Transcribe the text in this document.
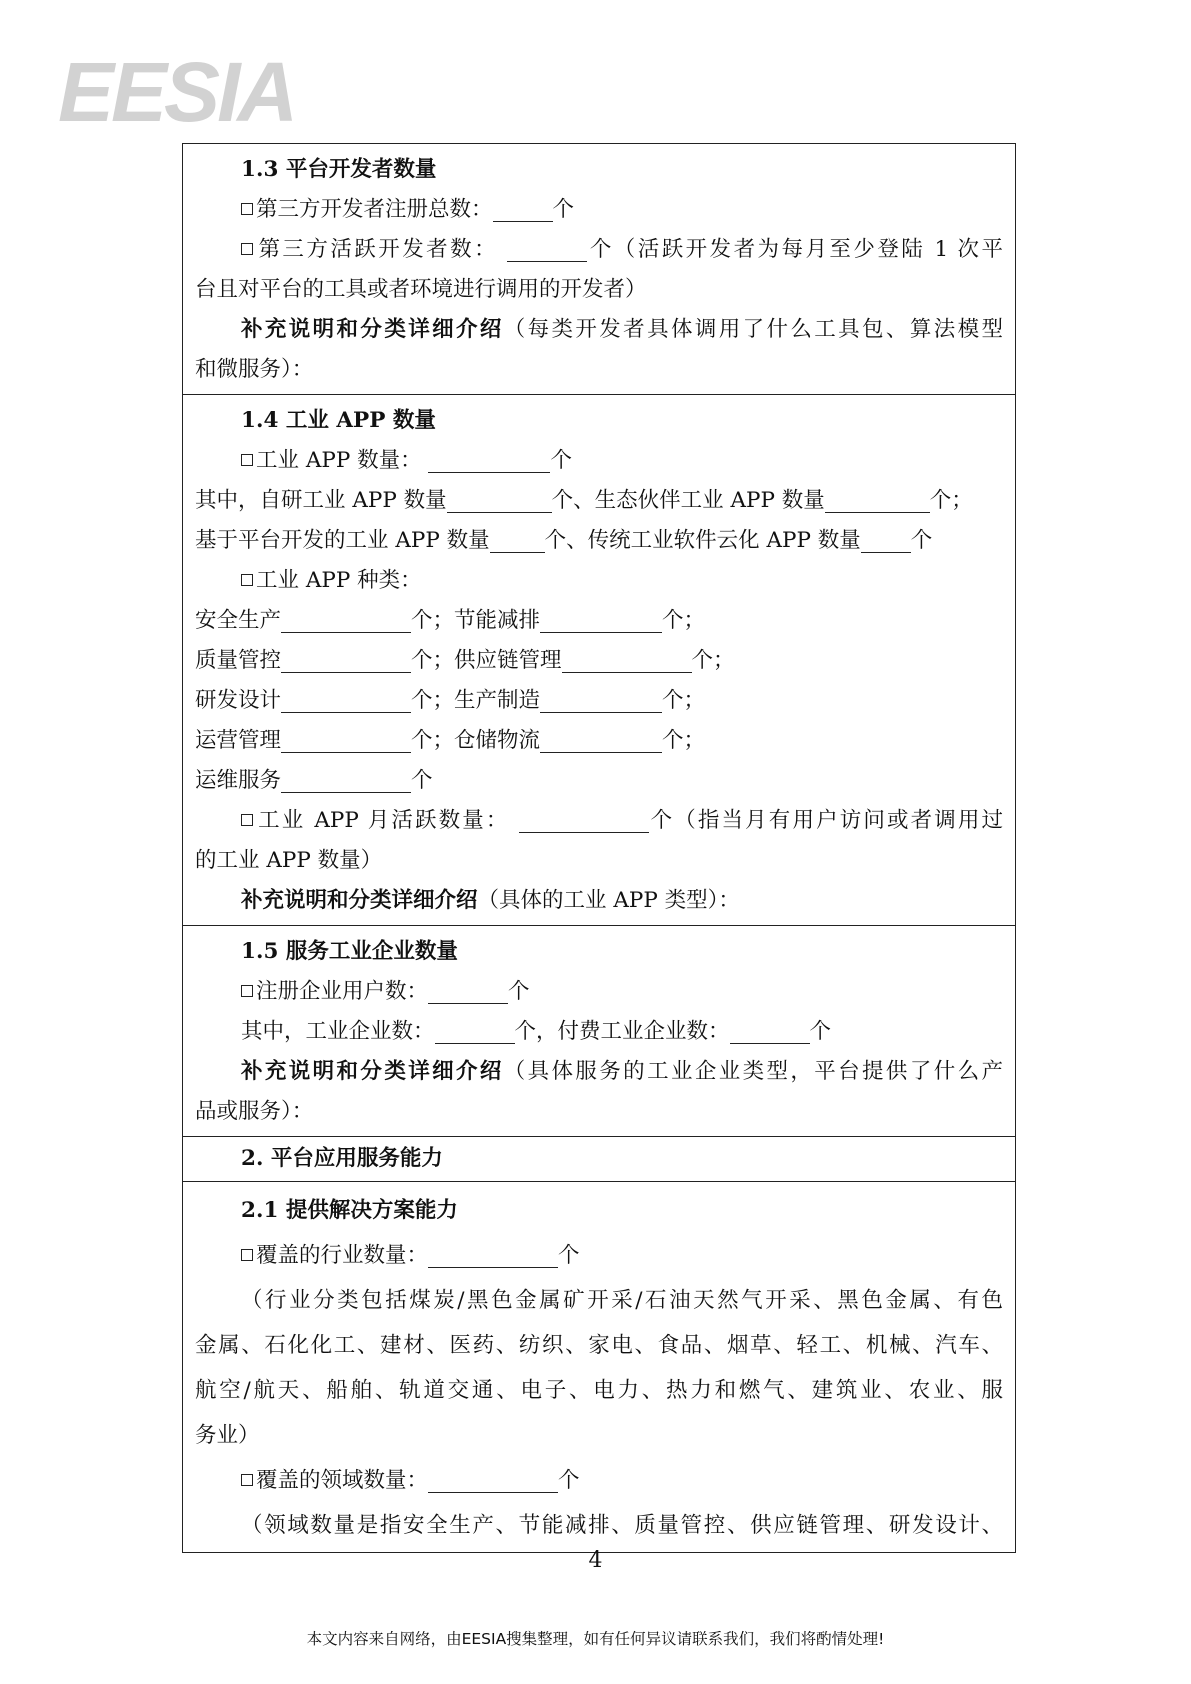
EESIA
1.3 平台开发者数量
第三方开发者注册总数：	个
第三方活跃开发者数：	个（活跃开发者为每月至少登陆 1 次平
台且对平台的工具或者环境进行调用的开发者）
补充说明和分类详细介绍（每类开发者具体调用了什么工具包、算法模型
和微服务）：
1.4 工业 APP 数量
工业 APP 数量：	个
其中，自研工业 APP 数量	个、生态伙伴工业 APP 数量	个；
基于平台开发的工业 APP 数量	个、传统工业软件云化 APP 数量 个
工业 APP 种类：
安全生产	个；节能减排	个；
质量管控	个；供应链管理	个；
研发设计	个；生产制造	个；
运营管理	个；仓储物流	个；
运维服务	个
工业 APP 月活跃数量：	个（指当月有用户访问或者调用过
的工业 APP 数量）
补充说明和分类详细介绍（具体的工业 APP 类型）：
1.5 服务工业企业数量
注册企业用户数：	个
其中，工业企业数：	个，付费工业企业数：	个
补充说明和分类详细介绍（具体服务的工业企业类型，平台提供了什么产
品或服务）：
2. 平台应用服务能力
2.1 提供解决方案能力
覆盖的行业数量：	个
（行业分类包括煤炭/黑色金属矿开采/石油天然气开采、黑色金属、有色
金属、石化化工、建材、医药、纺织、家电、食品、烟草、轻工、机械、汽车、
航空/航天、船舶、轨道交通、电子、电力、热力和燃气、建筑业、农业、服
务业）
覆盖的领域数量：	个
（领域数量是指安全生产、节能减排、质量管控、供应链管理、研发设计、
4
本文内容来自网络，由EESIA搜集整理，如有任何异议请联系我们，我们将酌情处理!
---
* [What you are asked to do]
Write down only how many lines in the listing contain the word "供应链管理".

* [Task answer]
2